REQUIRED WORK »
Filter the data for lines with the word "subtitle", then copy every line so identified.

(Some records)
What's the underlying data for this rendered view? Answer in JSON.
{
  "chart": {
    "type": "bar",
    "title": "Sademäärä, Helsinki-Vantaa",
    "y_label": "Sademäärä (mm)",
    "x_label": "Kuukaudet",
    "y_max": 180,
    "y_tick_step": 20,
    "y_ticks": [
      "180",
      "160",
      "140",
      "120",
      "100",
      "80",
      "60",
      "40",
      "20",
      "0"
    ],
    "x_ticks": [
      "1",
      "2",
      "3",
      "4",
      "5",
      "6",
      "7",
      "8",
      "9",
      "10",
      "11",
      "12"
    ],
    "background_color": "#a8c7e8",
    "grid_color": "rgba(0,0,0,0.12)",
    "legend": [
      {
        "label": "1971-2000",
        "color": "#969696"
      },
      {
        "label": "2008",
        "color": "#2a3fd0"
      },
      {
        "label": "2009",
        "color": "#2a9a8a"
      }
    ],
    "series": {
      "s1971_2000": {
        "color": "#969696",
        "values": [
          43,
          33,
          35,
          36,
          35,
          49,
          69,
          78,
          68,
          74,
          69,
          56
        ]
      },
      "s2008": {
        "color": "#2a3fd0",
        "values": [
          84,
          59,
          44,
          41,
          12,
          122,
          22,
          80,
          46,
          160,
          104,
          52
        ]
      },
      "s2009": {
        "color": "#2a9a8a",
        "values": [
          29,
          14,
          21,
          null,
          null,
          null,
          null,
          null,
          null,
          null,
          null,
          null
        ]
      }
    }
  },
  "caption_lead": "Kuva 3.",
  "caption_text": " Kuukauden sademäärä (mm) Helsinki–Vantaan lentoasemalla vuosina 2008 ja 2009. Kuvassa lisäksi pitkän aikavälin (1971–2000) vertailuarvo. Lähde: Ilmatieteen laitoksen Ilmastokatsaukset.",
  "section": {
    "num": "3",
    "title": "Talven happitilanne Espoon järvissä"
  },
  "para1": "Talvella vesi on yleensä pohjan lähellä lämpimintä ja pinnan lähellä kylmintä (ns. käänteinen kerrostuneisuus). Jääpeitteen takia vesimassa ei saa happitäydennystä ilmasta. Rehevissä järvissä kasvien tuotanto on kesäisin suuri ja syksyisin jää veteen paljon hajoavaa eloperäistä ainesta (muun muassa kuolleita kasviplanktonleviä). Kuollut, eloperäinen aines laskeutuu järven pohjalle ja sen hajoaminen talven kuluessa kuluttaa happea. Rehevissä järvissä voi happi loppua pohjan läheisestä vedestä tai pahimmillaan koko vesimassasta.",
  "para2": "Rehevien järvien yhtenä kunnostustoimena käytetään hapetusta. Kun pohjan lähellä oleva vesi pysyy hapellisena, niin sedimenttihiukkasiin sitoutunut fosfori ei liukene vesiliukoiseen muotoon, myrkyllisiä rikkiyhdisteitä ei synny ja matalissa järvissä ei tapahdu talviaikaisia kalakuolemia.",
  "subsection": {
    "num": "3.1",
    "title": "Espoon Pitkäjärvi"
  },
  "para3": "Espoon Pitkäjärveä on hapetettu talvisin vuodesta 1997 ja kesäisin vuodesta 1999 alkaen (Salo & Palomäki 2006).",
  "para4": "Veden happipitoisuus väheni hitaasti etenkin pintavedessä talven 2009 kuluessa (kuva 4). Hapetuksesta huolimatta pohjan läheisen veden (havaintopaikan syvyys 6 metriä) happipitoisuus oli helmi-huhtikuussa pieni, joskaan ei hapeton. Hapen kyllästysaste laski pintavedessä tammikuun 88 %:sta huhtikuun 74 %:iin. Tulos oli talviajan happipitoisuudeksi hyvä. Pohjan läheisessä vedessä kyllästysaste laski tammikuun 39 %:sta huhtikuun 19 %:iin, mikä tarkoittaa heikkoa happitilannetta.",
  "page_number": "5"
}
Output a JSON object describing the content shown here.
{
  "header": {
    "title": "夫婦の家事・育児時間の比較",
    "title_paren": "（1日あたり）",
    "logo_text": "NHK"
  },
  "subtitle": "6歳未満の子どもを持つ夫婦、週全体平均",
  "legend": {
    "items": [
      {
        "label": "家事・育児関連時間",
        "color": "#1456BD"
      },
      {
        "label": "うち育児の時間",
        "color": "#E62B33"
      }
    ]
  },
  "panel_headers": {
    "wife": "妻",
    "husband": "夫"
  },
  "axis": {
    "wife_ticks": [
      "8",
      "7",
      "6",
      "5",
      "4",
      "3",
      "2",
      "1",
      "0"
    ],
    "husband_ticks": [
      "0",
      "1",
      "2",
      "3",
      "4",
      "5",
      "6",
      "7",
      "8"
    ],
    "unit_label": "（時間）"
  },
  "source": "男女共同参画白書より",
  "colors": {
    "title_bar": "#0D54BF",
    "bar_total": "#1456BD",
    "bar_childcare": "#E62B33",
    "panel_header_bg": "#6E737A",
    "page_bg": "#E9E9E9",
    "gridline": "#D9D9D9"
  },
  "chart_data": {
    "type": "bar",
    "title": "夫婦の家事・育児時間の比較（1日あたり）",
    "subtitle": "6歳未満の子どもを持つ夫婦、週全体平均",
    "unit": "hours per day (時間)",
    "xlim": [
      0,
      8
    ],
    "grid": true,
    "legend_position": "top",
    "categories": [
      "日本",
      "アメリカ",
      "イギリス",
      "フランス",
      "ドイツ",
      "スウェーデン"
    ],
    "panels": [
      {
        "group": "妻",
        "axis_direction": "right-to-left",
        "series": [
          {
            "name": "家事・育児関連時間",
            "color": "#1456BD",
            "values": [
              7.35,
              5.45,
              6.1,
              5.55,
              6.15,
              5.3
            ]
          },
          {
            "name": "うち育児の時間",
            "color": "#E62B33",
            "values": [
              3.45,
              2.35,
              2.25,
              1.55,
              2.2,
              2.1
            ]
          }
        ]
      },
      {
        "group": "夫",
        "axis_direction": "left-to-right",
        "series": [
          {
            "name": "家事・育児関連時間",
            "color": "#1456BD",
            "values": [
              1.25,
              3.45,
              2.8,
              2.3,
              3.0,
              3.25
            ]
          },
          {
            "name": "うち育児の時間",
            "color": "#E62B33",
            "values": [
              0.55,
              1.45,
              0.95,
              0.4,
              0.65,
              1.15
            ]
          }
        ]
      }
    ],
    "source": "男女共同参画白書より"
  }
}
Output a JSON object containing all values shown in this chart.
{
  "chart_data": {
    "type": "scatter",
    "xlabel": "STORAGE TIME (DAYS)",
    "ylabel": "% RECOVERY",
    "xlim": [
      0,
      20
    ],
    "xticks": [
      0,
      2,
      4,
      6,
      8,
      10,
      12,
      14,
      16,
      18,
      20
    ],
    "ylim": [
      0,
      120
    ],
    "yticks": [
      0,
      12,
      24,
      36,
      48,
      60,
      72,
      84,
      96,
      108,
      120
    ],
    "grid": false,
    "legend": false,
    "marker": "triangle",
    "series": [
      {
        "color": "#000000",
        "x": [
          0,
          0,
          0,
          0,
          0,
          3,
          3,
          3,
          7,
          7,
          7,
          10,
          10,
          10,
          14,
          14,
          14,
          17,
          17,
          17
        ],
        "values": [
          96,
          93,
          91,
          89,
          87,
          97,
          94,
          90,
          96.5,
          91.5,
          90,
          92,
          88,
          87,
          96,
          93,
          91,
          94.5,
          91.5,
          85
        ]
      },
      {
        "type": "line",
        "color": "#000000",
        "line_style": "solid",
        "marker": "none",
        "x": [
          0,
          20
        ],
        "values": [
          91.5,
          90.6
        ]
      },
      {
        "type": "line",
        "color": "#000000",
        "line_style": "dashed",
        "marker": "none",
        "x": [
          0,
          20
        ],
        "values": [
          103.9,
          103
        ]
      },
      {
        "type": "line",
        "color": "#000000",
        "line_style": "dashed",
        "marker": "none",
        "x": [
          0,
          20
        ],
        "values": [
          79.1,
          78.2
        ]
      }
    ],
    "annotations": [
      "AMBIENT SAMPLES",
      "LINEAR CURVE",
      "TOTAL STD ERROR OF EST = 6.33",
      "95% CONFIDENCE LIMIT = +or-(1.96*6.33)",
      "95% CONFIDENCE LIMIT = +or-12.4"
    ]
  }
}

REPLY »
  "subtitle": "6歳未満の子どもを持つ夫婦、週全体平均",
    "subtitle": "6歳未満の子どもを持つ夫婦、週全体平均",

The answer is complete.